Data listing
::::
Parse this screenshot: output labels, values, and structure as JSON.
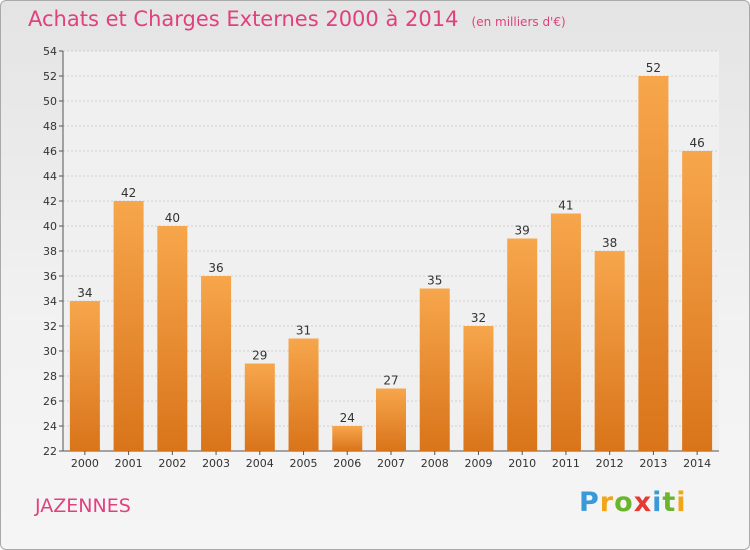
{
  "chart_data": {
    "type": "bar",
    "title": "Achats et Charges Externes 2000 à 2014",
    "subtitle": "(en milliers d'€)",
    "categories": [
      "2000",
      "2001",
      "2002",
      "2003",
      "2004",
      "2005",
      "2006",
      "2007",
      "2008",
      "2009",
      "2010",
      "2011",
      "2012",
      "2013",
      "2014"
    ],
    "values": [
      34,
      42,
      40,
      36,
      29,
      31,
      24,
      27,
      35,
      32,
      39,
      41,
      38,
      52,
      46
    ],
    "ylim": [
      22,
      54
    ],
    "yticks": [
      22,
      24,
      26,
      28,
      30,
      32,
      34,
      36,
      38,
      40,
      42,
      44,
      46,
      48,
      50,
      52,
      54
    ],
    "grid": true,
    "xlabel": "",
    "ylabel": "",
    "bar_color": "#f08c2a",
    "title_color": "#e0417e"
  },
  "commune": "JAZENNES",
  "logo": {
    "letters": [
      "P",
      "r",
      "o",
      "x",
      "i",
      "t",
      "i"
    ],
    "colors": [
      "#3a9ad9",
      "#f2a516",
      "#6bb52e",
      "#e53935",
      "#3a9ad9",
      "#6bb52e",
      "#f2a516"
    ]
  }
}
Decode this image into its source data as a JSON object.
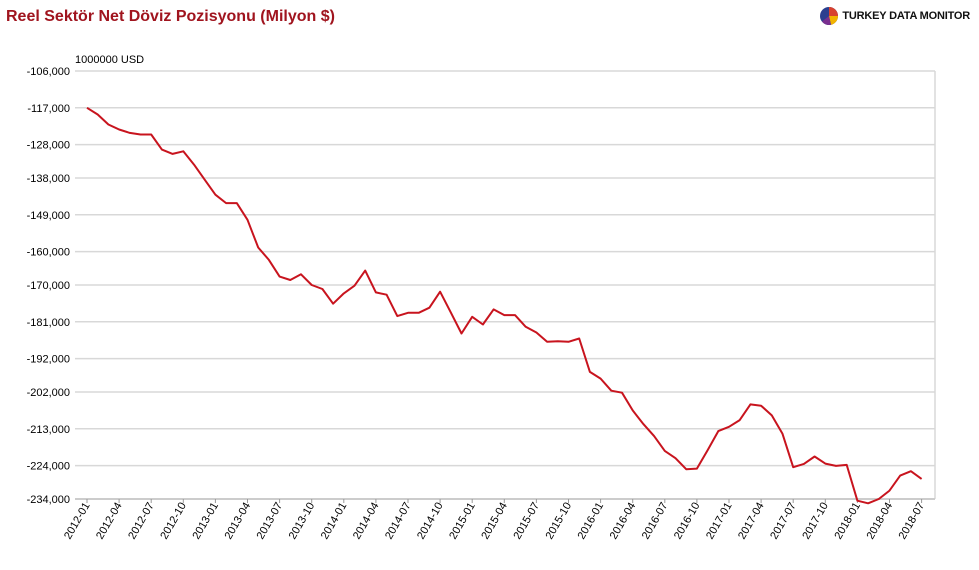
{
  "title": "Reel Sektör Net Döviz Pozisyonu (Milyon $)",
  "brand": {
    "name": "TURKEY DATA MONITOR",
    "logo_icon": "pie-chart-logo-icon"
  },
  "colors": {
    "title": "#a0141e",
    "line": "#c8141e",
    "grid": "#d8d8d8"
  },
  "chart_data": {
    "type": "line",
    "title": "Reel Sektör Net Döviz Pozisyonu (Milyon $)",
    "unit_label": "1000000 USD",
    "ylim": [
      -234000,
      -106000
    ],
    "y_ticks": [
      -106000,
      -117000,
      -128000,
      -138000,
      -149000,
      -160000,
      -170000,
      -181000,
      -192000,
      -202000,
      -213000,
      -224000,
      -234000
    ],
    "y_tick_labels": [
      "-106,000",
      "-117,000",
      "-128,000",
      "-138,000",
      "-149,000",
      "-160,000",
      "-170,000",
      "-181,000",
      "-192,000",
      "-202,000",
      "-213,000",
      "-224,000",
      "-234,000"
    ],
    "x_tick_labels": [
      "2012-01",
      "2012-04",
      "2012-07",
      "2012-10",
      "2013-01",
      "2013-04",
      "2013-07",
      "2013-10",
      "2014-01",
      "2014-04",
      "2014-07",
      "2014-10",
      "2015-01",
      "2015-04",
      "2015-07",
      "2015-10",
      "2016-01",
      "2016-04",
      "2016-07",
      "2016-10",
      "2017-01",
      "2017-04",
      "2017-07",
      "2017-10",
      "2018-01",
      "2018-04",
      "2018-07"
    ],
    "grid": true,
    "series": [
      {
        "x": [
          "2012-01",
          "2012-02",
          "2012-03",
          "2012-04",
          "2012-05",
          "2012-06",
          "2012-07",
          "2012-08",
          "2012-09",
          "2012-10",
          "2012-11",
          "2012-12",
          "2013-01",
          "2013-02",
          "2013-03",
          "2013-04",
          "2013-05",
          "2013-06",
          "2013-07",
          "2013-08",
          "2013-09",
          "2013-10",
          "2013-11",
          "2013-12",
          "2014-01",
          "2014-02",
          "2014-03",
          "2014-04",
          "2014-05",
          "2014-06",
          "2014-07",
          "2014-08",
          "2014-09",
          "2014-10",
          "2014-11",
          "2014-12",
          "2015-01",
          "2015-02",
          "2015-03",
          "2015-04",
          "2015-05",
          "2015-06",
          "2015-07",
          "2015-08",
          "2015-09",
          "2015-10",
          "2015-11",
          "2015-12",
          "2016-01",
          "2016-02",
          "2016-03",
          "2016-04",
          "2016-05",
          "2016-06",
          "2016-07",
          "2016-08",
          "2016-09",
          "2016-10",
          "2016-11",
          "2016-12",
          "2017-01",
          "2017-02",
          "2017-03",
          "2017-04",
          "2017-05",
          "2017-06",
          "2017-07",
          "2017-08",
          "2017-09",
          "2017-10",
          "2017-11",
          "2017-12",
          "2018-01",
          "2018-02",
          "2018-03",
          "2018-04",
          "2018-05",
          "2018-06",
          "2018-07"
        ],
        "values": [
          -117000,
          -119000,
          -122000,
          -123500,
          -124500,
          -125000,
          -125000,
          -129500,
          -130800,
          -130000,
          -134000,
          -138500,
          -143000,
          -145500,
          -145500,
          -150500,
          -158800,
          -162500,
          -167500,
          -168500,
          -166800,
          -170000,
          -171200,
          -175600,
          -172500,
          -170200,
          -165700,
          -172200,
          -172900,
          -179300,
          -178300,
          -178300,
          -176800,
          -172000,
          -178200,
          -184500,
          -179500,
          -181800,
          -177300,
          -179000,
          -179000,
          -182500,
          -184200,
          -187000,
          -186800,
          -187000,
          -186000,
          -196000,
          -198000,
          -201600,
          -202200,
          -207500,
          -211600,
          -215200,
          -219600,
          -221800,
          -225100,
          -224900,
          -219400,
          -213700,
          -212400,
          -210400,
          -205700,
          -206100,
          -209000,
          -214500,
          -224500,
          -223500,
          -221300,
          -223400,
          -224100,
          -223800,
          -234500,
          -235300,
          -234000,
          -231500,
          -227000,
          -225700,
          -228000
        ]
      }
    ]
  }
}
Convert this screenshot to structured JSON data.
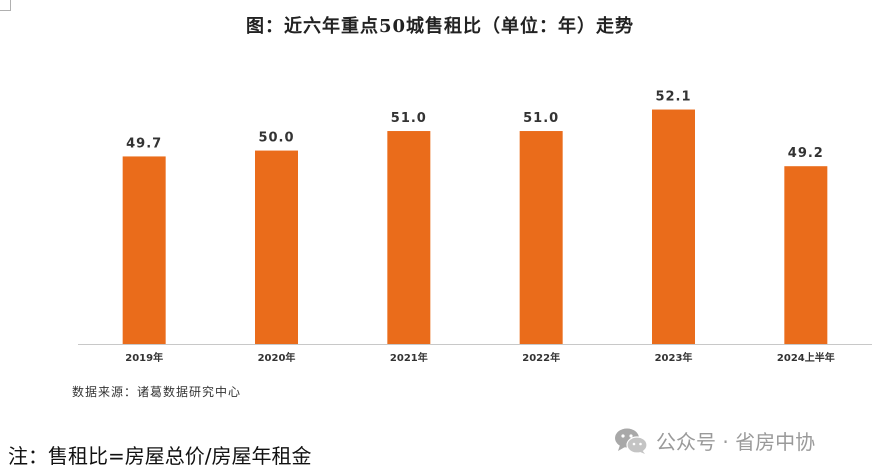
{
  "chart_data": {
    "type": "bar",
    "title": "图：近六年重点50城售租比（单位：年）走势",
    "categories": [
      "2019年",
      "2020年",
      "2021年",
      "2022年",
      "2023年",
      "2024上半年"
    ],
    "values": [
      49.7,
      50.0,
      51.0,
      51.0,
      52.1,
      49.2
    ],
    "value_labels": [
      "49.7",
      "50.0",
      "51.0",
      "51.0",
      "52.1",
      "49.2"
    ],
    "bar_color": "#ea6c1b",
    "ylim": [
      40.1,
      53.1
    ],
    "grid": false
  },
  "source": "数据来源：诸葛数据研究中心",
  "footer_note": "注：售租比=房屋总价/房屋年租金",
  "watermark": {
    "icon": "wechat-icon",
    "text": "公众号 · 省房中协"
  }
}
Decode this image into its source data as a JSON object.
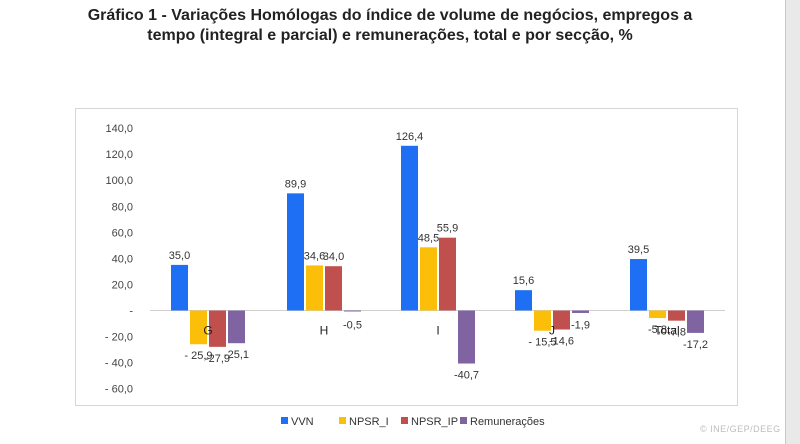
{
  "title_lines": [
    "Gráfico 1 - Variações Homólogas do índice de volume de negócios, empregos a",
    "tempo (integral e parcial) e remunerações, total e por secção, %"
  ],
  "watermark": "© INE/GEP/DEEG",
  "chart_data": {
    "type": "bar",
    "categories": [
      "G",
      "H",
      "I",
      "J",
      "Total"
    ],
    "series": [
      {
        "name": "VVN",
        "color": "#1f6ff5",
        "values": [
          35.0,
          89.9,
          126.4,
          15.6,
          39.5
        ]
      },
      {
        "name": "NPSR_I",
        "color": "#fbbf0a",
        "values": [
          -25.9,
          34.6,
          48.5,
          -15.5,
          -5.8
        ]
      },
      {
        "name": "NPSR_IP",
        "color": "#c0504d",
        "values": [
          -27.9,
          34.0,
          55.9,
          -14.6,
          -7.8
        ]
      },
      {
        "name": "Remunerações",
        "color": "#8064a2",
        "values": [
          -25.1,
          -0.5,
          -40.7,
          -1.9,
          -17.2
        ]
      }
    ],
    "data_labels": [
      [
        "35,0",
        "89,9",
        "126,4",
        "15,6",
        "39,5"
      ],
      [
        "- 25,9",
        "34,6",
        "48,5",
        "- 15,5",
        "-5,8"
      ],
      [
        "-27,9",
        "34,0",
        "55,9",
        "-14,6",
        "-7,8"
      ],
      [
        "-25,1",
        "-0,5",
        "-40,7",
        "-1,9",
        "-17,2"
      ]
    ],
    "y_ticks": [
      140,
      120,
      100,
      80,
      60,
      40,
      20,
      0,
      -20,
      -40,
      -60
    ],
    "y_tick_labels": [
      "140,0",
      "120,0",
      "100,0",
      "80,0",
      "60,0",
      "40,0",
      "20,0",
      "-",
      "- 20,0",
      "- 40,0",
      "- 60,0"
    ],
    "ylim": [
      -60,
      140
    ],
    "grid": false,
    "legend_position": "bottom"
  }
}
::::
Written task:
From the entries above, copy each line holding "screenshot".

Output for this exercise:
Parse this screenshot: output labels, values, and structure as JSON.
Convert this screenshot to structured JSON data.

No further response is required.